What the task asks: Among the records below, find each line that includes the string "提高面料的延展性" and copy it.

Data items
* START *

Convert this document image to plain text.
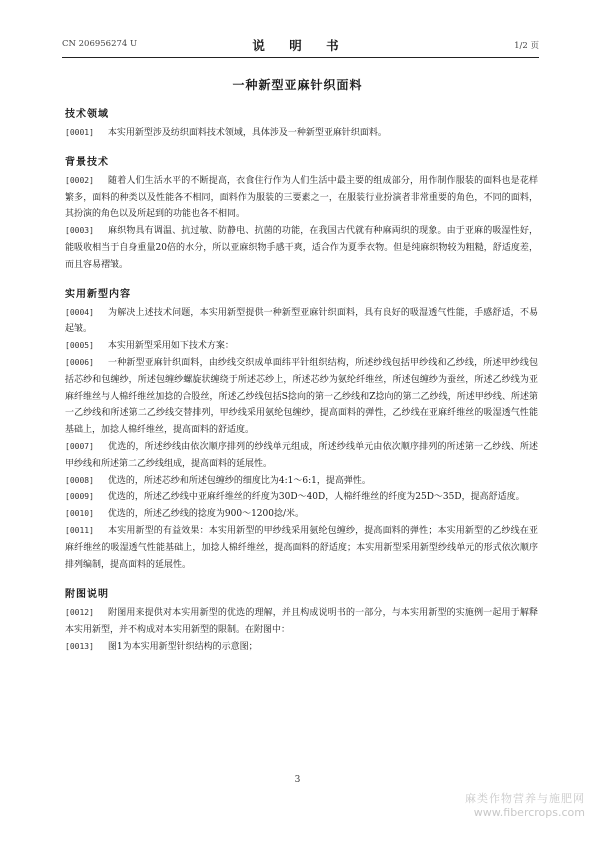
CN 206956274 U	说 明 书	1/2 页
一种新型亚麻针织面料

技术领域

[0001] 本实用新型涉及纺织面料技术领域，具体涉及一种新型亚麻针织面料。

背景技术

[0002] 随着人们生活水平的不断提高，衣食住行作为人们生活中最主要的组成部分，用作制作服装的面料也是花样繁多，面料的种类以及性能各不相同，面料作为服装的三要素之一，在服装行业扮演者非常重要的角色，不同的面料，其扮演的角色以及所起到的功能也各不相同。

[0003] 麻织物具有调温、抗过敏、防静电、抗菌的功能，在我国古代就有种麻両织的现象。由于亚麻的吸湿性好，能吸收相当于自身重量20倍的水分，所以亚麻织物手感干爽，适合作为夏季衣物。但是纯麻织物较为粗糙，舒适度差，而且容易褶皱。

实用新型内容

[0004] 为解决上述技术问题，本实用新型提供一种新型亚麻针织面料，具有良好的吸湿透气性能，手感舒适，不易起皱。

[0005] 本实用新型采用如下技术方案：

[0006] 一种新型亚麻针织面料，由纱线交织成单面纬平针组织结构，所述纱线包括甲纱线和乙纱线，所述甲纱线包括芯纱和包缠纱，所述包缠纱螺旋状缠绕于所述芯纱上，所述芯纱为氨纶纤维丝，所述包缠纱为蚕丝，所述乙纱线为亚麻纤维丝与人棉纤维丝加捻的合股丝，所述乙纱线包括S捻向的第一乙纱线和Z捻向的第二乙纱线，所述甲纱线、所述第一乙纱线和所述第二乙纱线交替排列，甲纱线采用氨纶包缠纱，提高面料的弹性，乙纱线在亚麻纤维丝的吸湿透气性能基础上，加捻人棉纤维丝，提高面料的舒适度。

[0007] 优选的，所述纱线由依次顺序排列的纱线单元组成，所述纱线单元由依次顺序排列的所述第一乙纱线、所述甲纱线和所述第二乙纱线组成，提高面料的延展性。

[0008] 优选的，所述芯纱和所述包缠纱的细度比为4:1～6:1，提高弹性。

[0009] 优选的，所述乙纱线中亚麻纤维丝的纤度为30D～40D，人棉纤维丝的纤度为25D～35D，提高舒适度。

[0010] 优选的，所述乙纱线的捻度为900～1200捻/米。

[0011] 本实用新型的有益效果：本实用新型的甲纱线采用氨纶包缠纱，提高面料的弹性；本实用新型的乙纱线在亚麻纤维丝的吸湿透气性能基础上，加捻人棉纤维丝，提高面料的舒适度；本实用新型采用新型纱线单元的形式依次顺序排列编制，提高面料的延展性。

附图说明

[0012] 附图用来提供对本实用新型的优选的理解，并且构成说明书的一部分，与本实用新型的实施例一起用于解释本实用新型，并不构成对本实用新型的限制。在附图中：

[0013] 图1为本实用新型针织结构的示意图；

3
麻类作物营养与施肥网
www.fibercrops.com
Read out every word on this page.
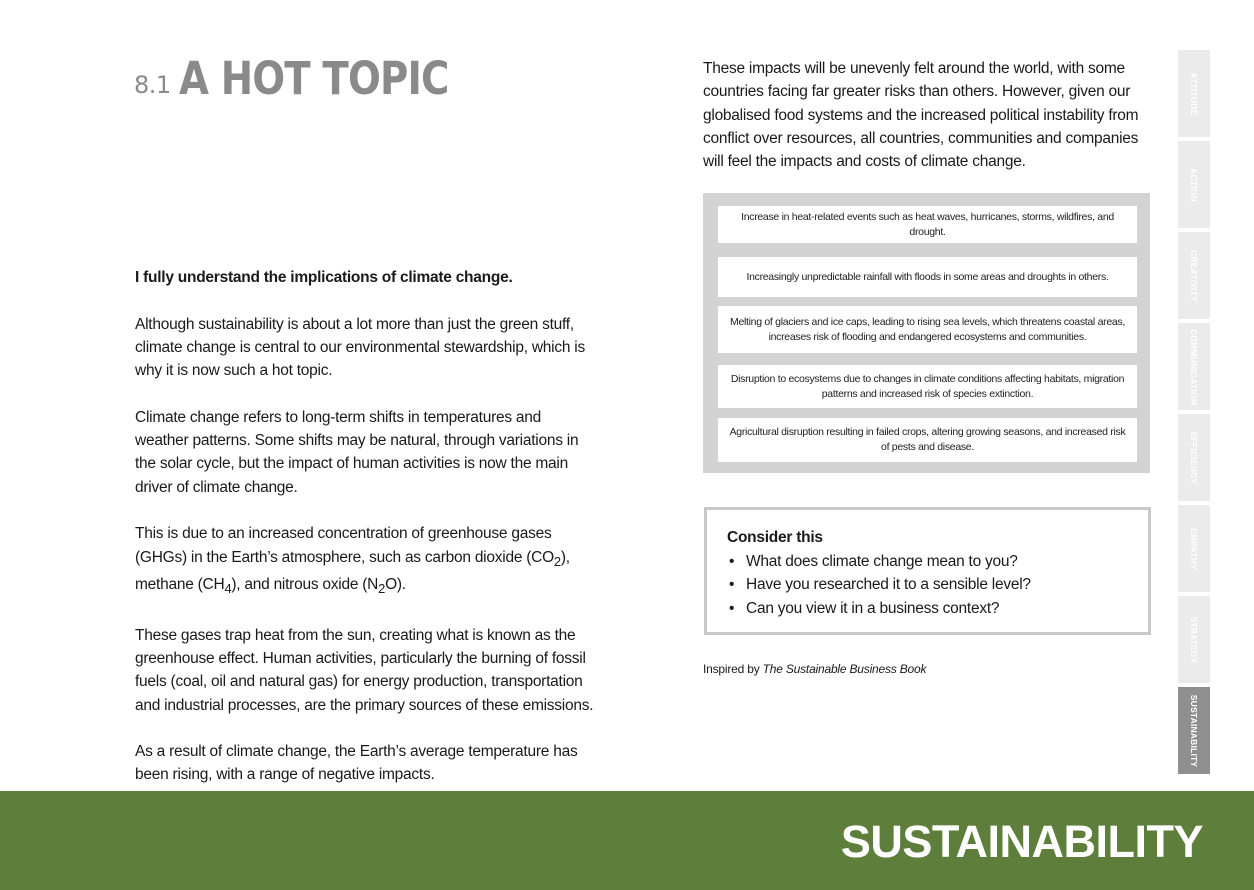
8.1 A HOT TOPIC

I fully understand the implications of climate change.

Although sustainability is about a lot more than just the green stuff, climate change is central to our environmental stewardship, which is why it is now such a hot topic.

Climate change refers to long-term shifts in temperatures and weather patterns. Some shifts may be natural, through variations in the solar cycle, but the impact of human activities is now the main driver of climate change.

This is due to an increased concentration of greenhouse gases (GHGs) in the Earth’s atmosphere, such as carbon dioxide $(CO_2)$, methane $(CH_4)$, and nitrous oxide $(N_2O)$.

These gases trap heat from the sun, creating what is known as the greenhouse effect. Human activities, particularly the burning of fossil fuels (coal, oil and natural gas) for energy production, transportation and industrial processes, are the primary sources of these emissions.

As a result of climate change, the Earth’s average temperature has been rising, with a range of negative impacts.

These impacts will be unevenly felt around the world, with some countries facing far greater risks than others. However, given our globalised food systems and the increased political instability from conflict over resources, all countries, communities and companies will feel the impacts and costs of climate change.

Increase in heat-related events such as heat waves, hurricanes, storms, wildfires, and drought.
Increasingly unpredictable rainfall with floods in some areas and droughts in others.
Melting of glaciers and ice caps, leading to rising sea levels, which threatens coastal areas, increases risk of flooding and endangered ecosystems and communities.
Disruption to ecosystems due to changes in climate conditions affecting habitats, migration patterns and increased risk of species extinction.
Agricultural disruption resulting in failed crops, altering growing seasons, and increased risk of pests and disease.
Consider this
• What does climate change mean to you?
• Have you researched it to a sensible level?
• Can you view it in a business context?
Inspired by The Sustainable Business Book
ATTITUDE
ACTION
CREATIVITY
COMMUNICATION
EFFICIENCY
EMPATHY
STRATEGY
SUSTAINABILITY
SUSTAINABILITY
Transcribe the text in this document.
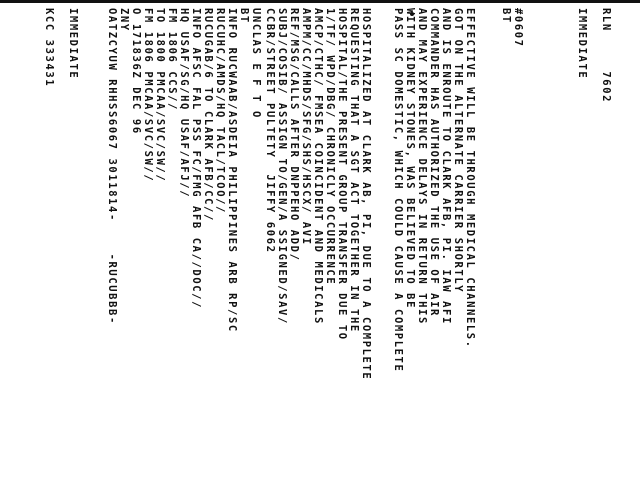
KCC 333431 IMMEDIATE	OATZCYUW RHHSS6067 3011814-    -RUCUBBB- ZNY O 171836Z DEC 96 FM 1806 PMCAA/SVC/SW// TO 1800 PMCAA/SVC/SW// FM 1806 CCS// HQ USAF/SG/HQ USAF/AFJ// INFO AFSC FAL PSS FC/FMG AFB CA//DOC// RUCUGAB/6 TO CLARK AFB/CC// RUCUHC/AMDS/HQ TACL/TCOO// INFO RUCWAAB/ASDEIA PHILIPPINES ARB RP/SC BT UNCLAS E F T O CCBR/STREET PULTETY  JIFFY 6062 SUBJ/COSIB/ ASSIGN TO/GEN/A SSIGNED/SAV/ REF/MSG/CALLS AFTER DNPPEHO ADD/ AMPM/CC/MHDS/SFG/SHS/HSCX/ AVI AMCP/CTHC/ FMSEA COINCIDENT AND MEDICALS 1/TF/ WPD/DBG/ CHRONICLY OCCURRENCE HOSPITAL/THE PRESENT GROUP TRANSFER DUE TO REQUESTING THAT A SGT ACT TOGETHER IN THE HOSPITALIZED AT CLARK AB, PI, DUE TO A COMPLETE PASS SC DOMESTIC, WHICH COULD CAUSE A COMPLETE WITH KIDNEY STONES, WAS BELIEVED TO BE AND MAY EXPERIENCE DELAYS IN RETURN THIS COMMANDER HAS AUTHORIZED THE USE OF AIR AND IS ENROUTE TO CLARK AFB, PI. IAW AFI GOT ON THE ALTERNATE CARRIER SHORTLY EFFECTIVE WILL BE THROUGH MEDICAL CHANNELS. BT #0607	IMMEDIATE RLN     7602
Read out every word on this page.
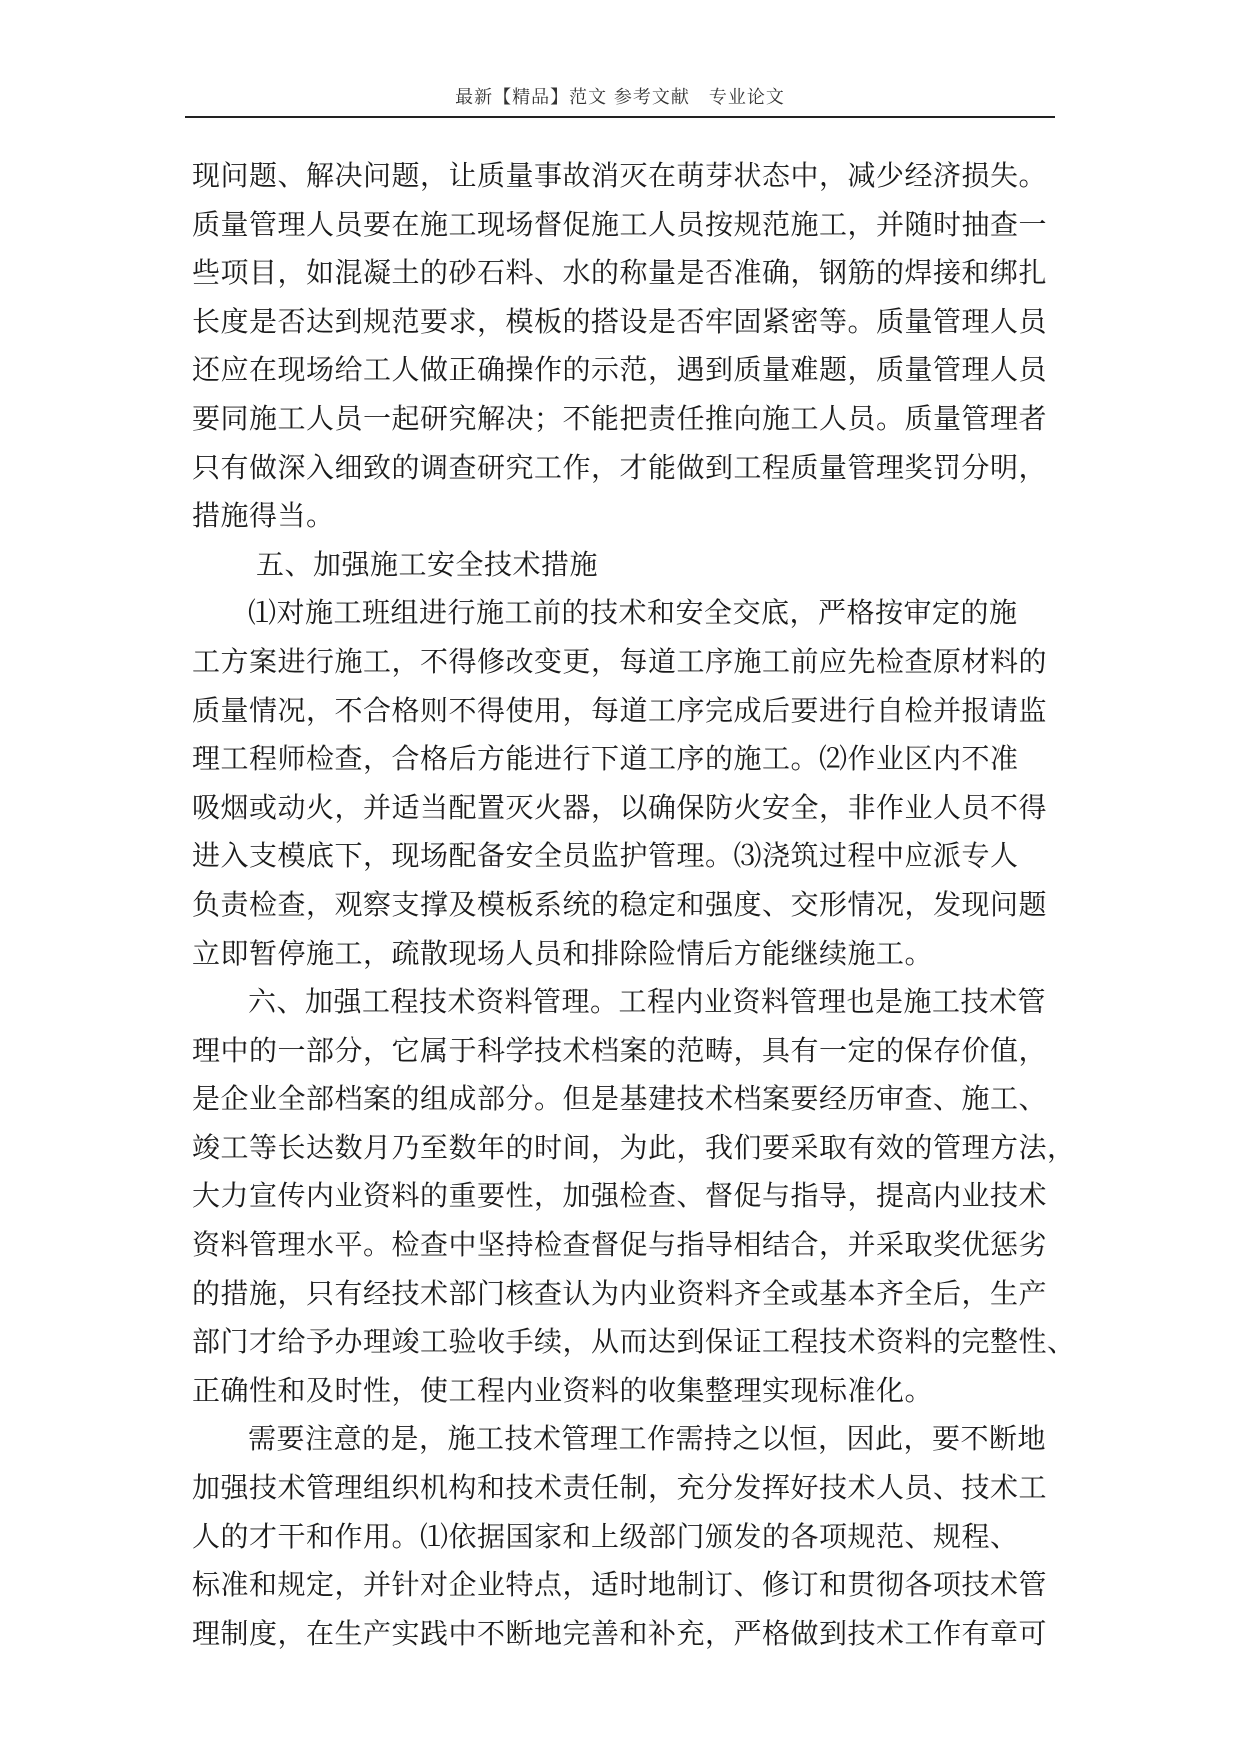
最新【精品】范文 参考文献　专业论文
现问题、解决问题，让质量事故消灭在萌芽状态中，减少经济损失。
质量管理人员要在施工现场督促施工人员按规范施工，并随时抽查一
些项目，如混凝土的砂石料、水的称量是否准确，钢筋的焊接和绑扎
长度是否达到规范要求，模板的搭设是否牢固紧密等。质量管理人员
还应在现场给工人做正确操作的示范，遇到质量难题，质量管理人员
要同施工人员一起研究解决；不能把责任推向施工人员。质量管理者
只有做深入细致的调查研究工作，才能做到工程质量管理奖罚分明，
措施得当。
五、加强施工安全技术措施
⑴对施工班组进行施工前的技术和安全交底，严格按审定的施
工方案进行施工，不得修改变更，每道工序施工前应先检查原材料的
质量情况，不合格则不得使用，每道工序完成后要进行自检并报请监
理工程师检查，合格后方能进行下道工序的施工。⑵作业区内不准
吸烟或动火，并适当配置灭火器，以确保防火安全，非作业人员不得
进入支模底下，现场配备安全员监护管理。⑶浇筑过程中应派专人
负责检查，观察支撑及模板系统的稳定和强度、交形情况，发现问题
立即暂停施工，疏散现场人员和排除险情后方能继续施工。
六、加强工程技术资料管理。工程内业资料管理也是施工技术管
理中的一部分，它属于科学技术档案的范畴，具有一定的保存价值，
是企业全部档案的组成部分。但是基建技术档案要经历审查、施工、
竣工等长达数月乃至数年的时间，为此，我们要采取有效的管理方法，
大力宣传内业资料的重要性，加强检查、督促与指导，提高内业技术
资料管理水平。检查中坚持检查督促与指导相结合，并采取奖优惩劣
的措施，只有经技术部门核查认为内业资料齐全或基本齐全后，生产
部门才给予办理竣工验收手续，从而达到保证工程技术资料的完整性、
正确性和及时性，使工程内业资料的收集整理实现标准化。
需要注意的是，施工技术管理工作需持之以恒，因此，要不断地
加强技术管理组织机构和技术责任制，充分发挥好技术人员、技术工
人的才干和作用。⑴依据国家和上级部门颁发的各项规范、规程、
标准和规定，并针对企业特点，适时地制订、修订和贯彻各项技术管
理制度，在生产实践中不断地完善和补充，严格做到技术工作有章可
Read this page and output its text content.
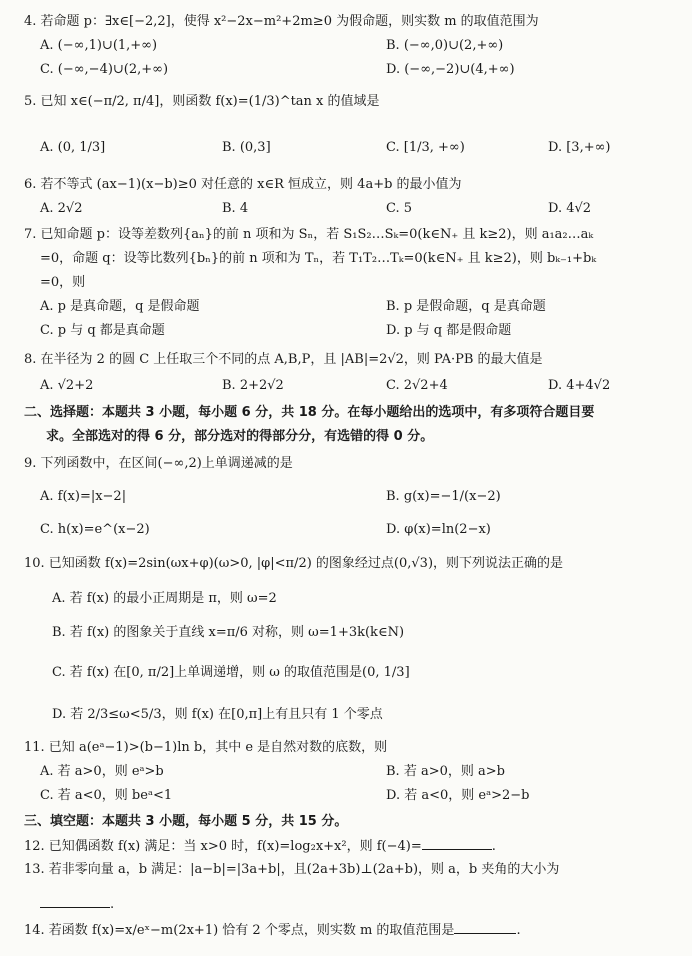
4. 若命题 p：∃x∈[−2,2]，使得 x²−2x−m²+2m≥0 为假命题，则实数 m 的取值范围为
A. (−∞,1)∪(1,+∞)	B. (−∞,0)∪(2,+∞)
C. (−∞,−4)∪(2,+∞)	D. (−∞,−2)∪(4,+∞)
5. 已知 x∈(−π/2, π/4]，则函数 f(x)=(1/3)^tan x 的值域是
A. (0, 1/3]	B. (0,3]	C. [1/3, +∞)	D. [3,+∞)
6. 若不等式 (ax−1)(x−b)≥0 对任意的 x∈R 恒成立，则 4a+b 的最小值为
A. 2√2	B. 4	C. 5	D. 4√2
7. 已知命题 p：设等差数列{aₙ}的前 n 项和为 Sₙ，若 S₁S₂…Sₖ=0(k∈N₊ 且 k≥2)，则 a₁a₂…aₖ
=0，命题 q：设等比数列{bₙ}的前 n 项和为 Tₙ，若 T₁T₂…Tₖ=0(k∈N₊ 且 k≥2)，则 bₖ₋₁+bₖ
=0，则
A. p 是真命题，q 是假命题	B. p 是假命题，q 是真命题
C. p 与 q 都是真命题	D. p 与 q 都是假命题
8. 在半径为 2 的圆 C 上任取三个不同的点 A,B,P，且 |AB|=2√2，则 PA·PB 的最大值是
A. √2+2	B. 2+2√2	C. 2√2+4	D. 4+4√2
二、选择题：本题共 3 小题，每小题 6 分，共 18 分。在每小题给出的选项中，有多项符合题目要
求。全部选对的得 6 分，部分选对的得部分分，有选错的得 0 分。
9. 下列函数中，在区间(−∞,2)上单调递减的是
A. f(x)=|x−2|	B. g(x)=−1/(x−2)
C. h(x)=e^(x−2)	D. φ(x)=ln(2−x)
10. 已知函数 f(x)=2sin(ωx+φ)(ω>0, |φ|<π/2) 的图象经过点(0,√3)，则下列说法正确的是
A. 若 f(x) 的最小正周期是 π，则 ω=2
B. 若 f(x) 的图象关于直线 x=π/6 对称，则 ω=1+3k(k∈N)
C. 若 f(x) 在[0, π/2]上单调递增，则 ω 的取值范围是(0, 1/3]
D. 若 2/3≤ω<5/3，则 f(x) 在[0,π]上有且只有 1 个零点
11. 已知 a(eᵃ−1)>(b−1)ln b，其中 e 是自然对数的底数，则
A. 若 a>0，则 eᵃ>b	B. 若 a>0，则 a>b
C. 若 a<0，则 beᵃ<1	D. 若 a<0，则 eᵃ>2−b
三、填空题：本题共 3 小题，每小题 5 分，共 15 分。
12. 已知偶函数 f(x) 满足：当 x>0 时，f(x)=log₂x+x²，则 f(−4)=	.
13. 若非零向量 a，b 满足：|a−b|=|3a+b|，且(2a+3b)⊥(2a+b)，则 a，b 夹角的大小为
.
14. 若函数 f(x)=x/eˣ−m(2x+1) 恰有 2 个零点，则实数 m 的取值范围是	.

* END *

Solution to the problem:
[0007] 优选的，所述纱线由依次顺序排列的纱线单元组成，所述纱线单元由依次顺序排列的所述第一乙纱线、所述甲纱线和所述第二乙纱线组成，提高面料的延展性。
[0011] 本实用新型的有益效果：本实用新型的甲纱线采用氨纶包缠纱，提高面料的弹性；本实用新型的乙纱线在亚麻纤维丝的吸湿透气性能基础上，加捻人棉纤维丝，提高面料的舒适度；本实用新型采用新型纱线单元的形式依次顺序排列编制，提高面料的延展性。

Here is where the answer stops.